(Extracted data entries)
== == ==

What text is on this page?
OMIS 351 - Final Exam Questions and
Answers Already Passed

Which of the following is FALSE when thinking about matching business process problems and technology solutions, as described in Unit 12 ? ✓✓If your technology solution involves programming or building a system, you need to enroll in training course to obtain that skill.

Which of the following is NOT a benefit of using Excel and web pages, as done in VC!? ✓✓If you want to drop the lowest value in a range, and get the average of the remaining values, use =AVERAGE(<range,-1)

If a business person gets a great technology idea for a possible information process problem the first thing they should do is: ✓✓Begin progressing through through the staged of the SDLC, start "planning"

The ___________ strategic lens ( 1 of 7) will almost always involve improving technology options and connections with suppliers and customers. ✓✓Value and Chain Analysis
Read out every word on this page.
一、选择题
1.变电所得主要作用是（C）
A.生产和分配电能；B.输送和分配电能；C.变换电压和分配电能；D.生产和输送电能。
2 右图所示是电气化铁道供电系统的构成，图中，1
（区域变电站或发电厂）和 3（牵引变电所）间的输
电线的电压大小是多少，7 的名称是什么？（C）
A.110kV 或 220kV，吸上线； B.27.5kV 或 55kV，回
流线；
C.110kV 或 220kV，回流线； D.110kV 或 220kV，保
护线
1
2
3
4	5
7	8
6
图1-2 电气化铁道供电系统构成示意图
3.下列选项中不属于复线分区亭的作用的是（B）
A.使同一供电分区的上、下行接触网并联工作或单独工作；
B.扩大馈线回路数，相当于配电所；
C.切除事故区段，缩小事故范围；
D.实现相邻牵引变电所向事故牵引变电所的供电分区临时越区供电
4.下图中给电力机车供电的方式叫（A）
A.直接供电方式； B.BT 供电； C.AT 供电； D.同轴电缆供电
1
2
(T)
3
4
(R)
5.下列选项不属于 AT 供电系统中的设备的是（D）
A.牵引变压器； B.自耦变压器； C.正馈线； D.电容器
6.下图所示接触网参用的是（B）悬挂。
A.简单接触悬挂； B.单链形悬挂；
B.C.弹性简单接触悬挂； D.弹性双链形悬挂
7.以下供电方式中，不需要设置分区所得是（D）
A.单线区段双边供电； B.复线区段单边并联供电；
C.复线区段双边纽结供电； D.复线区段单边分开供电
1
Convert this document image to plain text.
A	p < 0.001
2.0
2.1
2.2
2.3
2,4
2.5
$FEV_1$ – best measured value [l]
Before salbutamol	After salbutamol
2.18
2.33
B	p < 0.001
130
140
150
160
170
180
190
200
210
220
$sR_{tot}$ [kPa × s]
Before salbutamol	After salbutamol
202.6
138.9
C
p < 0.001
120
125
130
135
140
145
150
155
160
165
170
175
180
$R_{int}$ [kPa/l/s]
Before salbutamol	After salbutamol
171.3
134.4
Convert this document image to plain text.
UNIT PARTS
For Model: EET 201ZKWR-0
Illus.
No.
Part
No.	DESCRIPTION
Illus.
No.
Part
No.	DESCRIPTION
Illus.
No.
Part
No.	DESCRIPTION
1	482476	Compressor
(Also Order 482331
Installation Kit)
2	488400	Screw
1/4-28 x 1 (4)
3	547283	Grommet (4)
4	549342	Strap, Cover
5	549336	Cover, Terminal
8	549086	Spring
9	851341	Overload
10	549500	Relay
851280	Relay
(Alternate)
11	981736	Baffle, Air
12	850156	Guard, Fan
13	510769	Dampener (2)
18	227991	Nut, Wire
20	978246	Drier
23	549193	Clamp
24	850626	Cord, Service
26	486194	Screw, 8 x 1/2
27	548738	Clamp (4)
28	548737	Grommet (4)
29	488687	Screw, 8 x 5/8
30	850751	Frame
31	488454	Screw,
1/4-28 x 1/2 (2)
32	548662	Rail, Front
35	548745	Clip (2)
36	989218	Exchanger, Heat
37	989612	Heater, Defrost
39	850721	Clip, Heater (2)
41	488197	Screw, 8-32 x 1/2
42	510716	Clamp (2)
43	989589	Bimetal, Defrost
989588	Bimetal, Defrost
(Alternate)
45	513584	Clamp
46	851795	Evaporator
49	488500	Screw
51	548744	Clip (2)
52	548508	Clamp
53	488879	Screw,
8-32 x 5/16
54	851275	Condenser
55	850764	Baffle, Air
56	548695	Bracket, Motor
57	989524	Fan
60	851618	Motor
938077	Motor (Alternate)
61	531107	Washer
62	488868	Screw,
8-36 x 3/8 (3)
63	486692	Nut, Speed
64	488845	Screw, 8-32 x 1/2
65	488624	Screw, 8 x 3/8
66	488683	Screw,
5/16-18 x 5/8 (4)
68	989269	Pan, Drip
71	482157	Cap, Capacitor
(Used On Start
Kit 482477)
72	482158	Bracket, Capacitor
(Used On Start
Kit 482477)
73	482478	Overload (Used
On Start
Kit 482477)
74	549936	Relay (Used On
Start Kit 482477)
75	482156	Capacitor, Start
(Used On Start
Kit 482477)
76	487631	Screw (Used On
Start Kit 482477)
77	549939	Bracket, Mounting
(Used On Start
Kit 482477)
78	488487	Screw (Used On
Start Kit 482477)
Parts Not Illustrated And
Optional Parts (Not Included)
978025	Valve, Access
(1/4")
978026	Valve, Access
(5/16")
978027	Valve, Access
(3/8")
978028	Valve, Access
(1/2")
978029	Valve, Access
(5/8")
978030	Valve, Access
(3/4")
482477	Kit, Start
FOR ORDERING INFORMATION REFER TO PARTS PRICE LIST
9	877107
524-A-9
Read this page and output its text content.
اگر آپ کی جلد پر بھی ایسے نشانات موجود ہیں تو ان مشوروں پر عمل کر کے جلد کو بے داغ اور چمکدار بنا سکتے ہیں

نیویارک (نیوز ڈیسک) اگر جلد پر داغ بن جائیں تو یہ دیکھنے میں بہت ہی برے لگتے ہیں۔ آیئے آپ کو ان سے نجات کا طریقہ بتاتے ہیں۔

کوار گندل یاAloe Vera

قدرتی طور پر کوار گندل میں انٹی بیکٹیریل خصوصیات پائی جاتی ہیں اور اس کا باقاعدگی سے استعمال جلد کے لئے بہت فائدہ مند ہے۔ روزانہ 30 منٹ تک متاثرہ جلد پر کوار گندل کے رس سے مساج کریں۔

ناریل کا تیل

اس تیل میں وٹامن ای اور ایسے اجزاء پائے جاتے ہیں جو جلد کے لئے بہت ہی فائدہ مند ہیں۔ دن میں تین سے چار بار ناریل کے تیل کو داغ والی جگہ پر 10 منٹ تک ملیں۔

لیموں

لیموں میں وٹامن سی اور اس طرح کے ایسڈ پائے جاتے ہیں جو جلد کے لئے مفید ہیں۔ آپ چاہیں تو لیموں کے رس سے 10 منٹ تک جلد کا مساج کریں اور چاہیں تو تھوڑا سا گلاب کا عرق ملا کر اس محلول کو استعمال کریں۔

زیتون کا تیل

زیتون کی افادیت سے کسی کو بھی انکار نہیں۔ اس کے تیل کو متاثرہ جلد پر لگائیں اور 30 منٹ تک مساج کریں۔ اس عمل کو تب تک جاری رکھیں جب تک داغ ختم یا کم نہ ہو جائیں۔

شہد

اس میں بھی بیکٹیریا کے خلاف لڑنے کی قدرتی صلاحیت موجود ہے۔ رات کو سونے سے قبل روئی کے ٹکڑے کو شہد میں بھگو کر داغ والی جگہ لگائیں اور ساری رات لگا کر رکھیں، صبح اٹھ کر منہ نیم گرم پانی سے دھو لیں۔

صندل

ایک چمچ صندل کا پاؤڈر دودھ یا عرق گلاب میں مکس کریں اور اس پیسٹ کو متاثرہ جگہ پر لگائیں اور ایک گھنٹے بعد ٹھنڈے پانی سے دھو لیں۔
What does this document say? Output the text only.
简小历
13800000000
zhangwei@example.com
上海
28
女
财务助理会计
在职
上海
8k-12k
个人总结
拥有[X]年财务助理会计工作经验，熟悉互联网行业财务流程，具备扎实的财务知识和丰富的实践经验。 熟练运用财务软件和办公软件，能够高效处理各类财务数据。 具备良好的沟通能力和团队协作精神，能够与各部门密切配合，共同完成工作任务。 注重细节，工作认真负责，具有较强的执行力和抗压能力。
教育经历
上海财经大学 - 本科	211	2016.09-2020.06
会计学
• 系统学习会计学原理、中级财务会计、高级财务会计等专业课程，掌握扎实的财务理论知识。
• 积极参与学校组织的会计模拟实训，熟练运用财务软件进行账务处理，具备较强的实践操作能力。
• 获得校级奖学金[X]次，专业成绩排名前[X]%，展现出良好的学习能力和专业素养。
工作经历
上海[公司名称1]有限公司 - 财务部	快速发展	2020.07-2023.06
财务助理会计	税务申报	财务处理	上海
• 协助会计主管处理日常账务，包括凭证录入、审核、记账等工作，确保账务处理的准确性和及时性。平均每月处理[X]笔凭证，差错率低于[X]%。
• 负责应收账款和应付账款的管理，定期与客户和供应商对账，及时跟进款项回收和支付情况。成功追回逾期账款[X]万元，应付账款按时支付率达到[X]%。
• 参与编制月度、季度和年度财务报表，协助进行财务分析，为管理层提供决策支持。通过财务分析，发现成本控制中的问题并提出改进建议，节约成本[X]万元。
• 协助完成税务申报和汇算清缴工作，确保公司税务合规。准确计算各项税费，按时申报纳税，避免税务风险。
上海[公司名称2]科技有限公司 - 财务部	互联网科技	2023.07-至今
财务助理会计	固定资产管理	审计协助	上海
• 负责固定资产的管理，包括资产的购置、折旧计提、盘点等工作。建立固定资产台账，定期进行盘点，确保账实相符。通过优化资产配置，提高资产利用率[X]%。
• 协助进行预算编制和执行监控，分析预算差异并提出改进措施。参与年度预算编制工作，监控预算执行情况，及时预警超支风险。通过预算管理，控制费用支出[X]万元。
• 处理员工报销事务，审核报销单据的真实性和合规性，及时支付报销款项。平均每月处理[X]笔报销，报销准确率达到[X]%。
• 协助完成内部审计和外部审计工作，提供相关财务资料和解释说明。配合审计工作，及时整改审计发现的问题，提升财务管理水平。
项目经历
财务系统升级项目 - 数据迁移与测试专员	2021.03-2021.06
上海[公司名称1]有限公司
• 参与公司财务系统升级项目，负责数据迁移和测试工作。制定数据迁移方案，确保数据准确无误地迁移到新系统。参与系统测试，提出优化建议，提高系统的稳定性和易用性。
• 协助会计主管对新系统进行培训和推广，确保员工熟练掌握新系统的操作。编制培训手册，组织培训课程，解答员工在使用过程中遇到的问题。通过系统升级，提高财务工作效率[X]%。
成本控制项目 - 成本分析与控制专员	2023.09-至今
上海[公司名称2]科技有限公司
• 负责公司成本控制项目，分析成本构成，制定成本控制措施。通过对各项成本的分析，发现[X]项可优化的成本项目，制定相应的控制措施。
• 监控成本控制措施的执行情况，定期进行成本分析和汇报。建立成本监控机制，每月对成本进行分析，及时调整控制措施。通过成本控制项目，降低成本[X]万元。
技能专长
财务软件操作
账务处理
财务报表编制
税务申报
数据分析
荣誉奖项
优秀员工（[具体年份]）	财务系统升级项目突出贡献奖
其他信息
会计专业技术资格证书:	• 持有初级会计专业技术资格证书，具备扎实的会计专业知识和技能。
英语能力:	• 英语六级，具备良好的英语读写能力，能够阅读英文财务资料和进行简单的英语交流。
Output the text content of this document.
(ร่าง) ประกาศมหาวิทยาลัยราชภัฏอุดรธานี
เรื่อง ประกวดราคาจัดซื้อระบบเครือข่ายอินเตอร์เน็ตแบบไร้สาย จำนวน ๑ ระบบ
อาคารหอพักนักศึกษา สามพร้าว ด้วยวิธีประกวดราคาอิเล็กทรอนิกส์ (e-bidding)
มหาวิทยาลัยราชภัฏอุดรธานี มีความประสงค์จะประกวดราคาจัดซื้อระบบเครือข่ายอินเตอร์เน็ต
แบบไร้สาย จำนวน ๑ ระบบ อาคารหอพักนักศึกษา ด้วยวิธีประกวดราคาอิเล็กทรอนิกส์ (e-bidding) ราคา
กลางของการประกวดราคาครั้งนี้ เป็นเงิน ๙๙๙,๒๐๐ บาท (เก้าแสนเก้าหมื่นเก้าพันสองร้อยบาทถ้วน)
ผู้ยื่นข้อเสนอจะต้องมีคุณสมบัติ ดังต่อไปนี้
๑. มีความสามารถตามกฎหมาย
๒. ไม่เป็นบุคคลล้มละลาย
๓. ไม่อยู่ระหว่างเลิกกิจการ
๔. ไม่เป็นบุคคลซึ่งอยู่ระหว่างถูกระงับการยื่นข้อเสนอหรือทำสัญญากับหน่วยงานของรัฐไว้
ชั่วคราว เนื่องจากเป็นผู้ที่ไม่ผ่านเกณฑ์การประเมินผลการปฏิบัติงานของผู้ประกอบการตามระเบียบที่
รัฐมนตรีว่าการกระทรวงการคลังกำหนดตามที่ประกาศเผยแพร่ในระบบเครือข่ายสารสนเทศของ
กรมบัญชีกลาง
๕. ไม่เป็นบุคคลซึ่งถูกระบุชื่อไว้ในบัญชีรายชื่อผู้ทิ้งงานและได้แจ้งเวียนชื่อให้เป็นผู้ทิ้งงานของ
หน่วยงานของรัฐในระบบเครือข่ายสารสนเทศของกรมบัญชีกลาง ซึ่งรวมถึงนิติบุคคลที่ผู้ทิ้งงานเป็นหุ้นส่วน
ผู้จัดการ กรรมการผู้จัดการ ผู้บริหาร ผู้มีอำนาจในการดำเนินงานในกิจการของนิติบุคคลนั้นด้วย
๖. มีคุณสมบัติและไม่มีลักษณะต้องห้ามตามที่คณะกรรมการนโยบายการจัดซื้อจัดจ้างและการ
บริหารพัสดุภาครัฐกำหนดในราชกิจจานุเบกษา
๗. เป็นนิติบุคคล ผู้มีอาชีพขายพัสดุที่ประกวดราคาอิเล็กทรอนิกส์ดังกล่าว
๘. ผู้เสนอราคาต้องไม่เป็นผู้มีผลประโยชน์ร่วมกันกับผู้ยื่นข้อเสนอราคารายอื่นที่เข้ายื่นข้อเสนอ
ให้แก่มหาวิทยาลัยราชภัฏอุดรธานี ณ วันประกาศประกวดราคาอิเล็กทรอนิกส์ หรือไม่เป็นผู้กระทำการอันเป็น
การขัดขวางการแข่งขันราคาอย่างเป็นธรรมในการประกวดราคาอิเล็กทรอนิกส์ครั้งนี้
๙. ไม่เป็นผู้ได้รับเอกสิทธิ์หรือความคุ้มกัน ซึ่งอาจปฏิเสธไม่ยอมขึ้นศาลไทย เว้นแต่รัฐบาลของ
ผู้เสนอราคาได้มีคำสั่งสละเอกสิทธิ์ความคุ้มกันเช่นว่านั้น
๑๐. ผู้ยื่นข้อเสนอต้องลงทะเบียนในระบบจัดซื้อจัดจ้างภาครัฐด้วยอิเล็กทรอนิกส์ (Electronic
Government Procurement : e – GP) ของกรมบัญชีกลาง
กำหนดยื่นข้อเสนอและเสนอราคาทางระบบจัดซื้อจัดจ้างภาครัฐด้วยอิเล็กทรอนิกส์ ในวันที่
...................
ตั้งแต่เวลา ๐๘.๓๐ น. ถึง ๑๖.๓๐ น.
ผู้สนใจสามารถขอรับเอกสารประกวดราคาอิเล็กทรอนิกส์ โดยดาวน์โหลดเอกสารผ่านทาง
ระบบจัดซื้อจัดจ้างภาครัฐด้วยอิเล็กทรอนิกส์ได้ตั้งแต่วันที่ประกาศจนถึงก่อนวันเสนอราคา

== == ==

- _Given request_
Within the listing above, find every line containing the string "อาคารหอพ" and return it.

- _Written response_
อาคารหอพักนักศึกษา สามพร้าว ด้วยวิธีประกวดราคาอิเล็กทรอนิกส์ (e-bidding)
แบบไร้สาย จำนวน ๑ ระบบ อาคารหอพักนักศึกษา ด้วยวิธีประกวดราคาอิเล็กทรอนิกส์ (e-bidding) ราคา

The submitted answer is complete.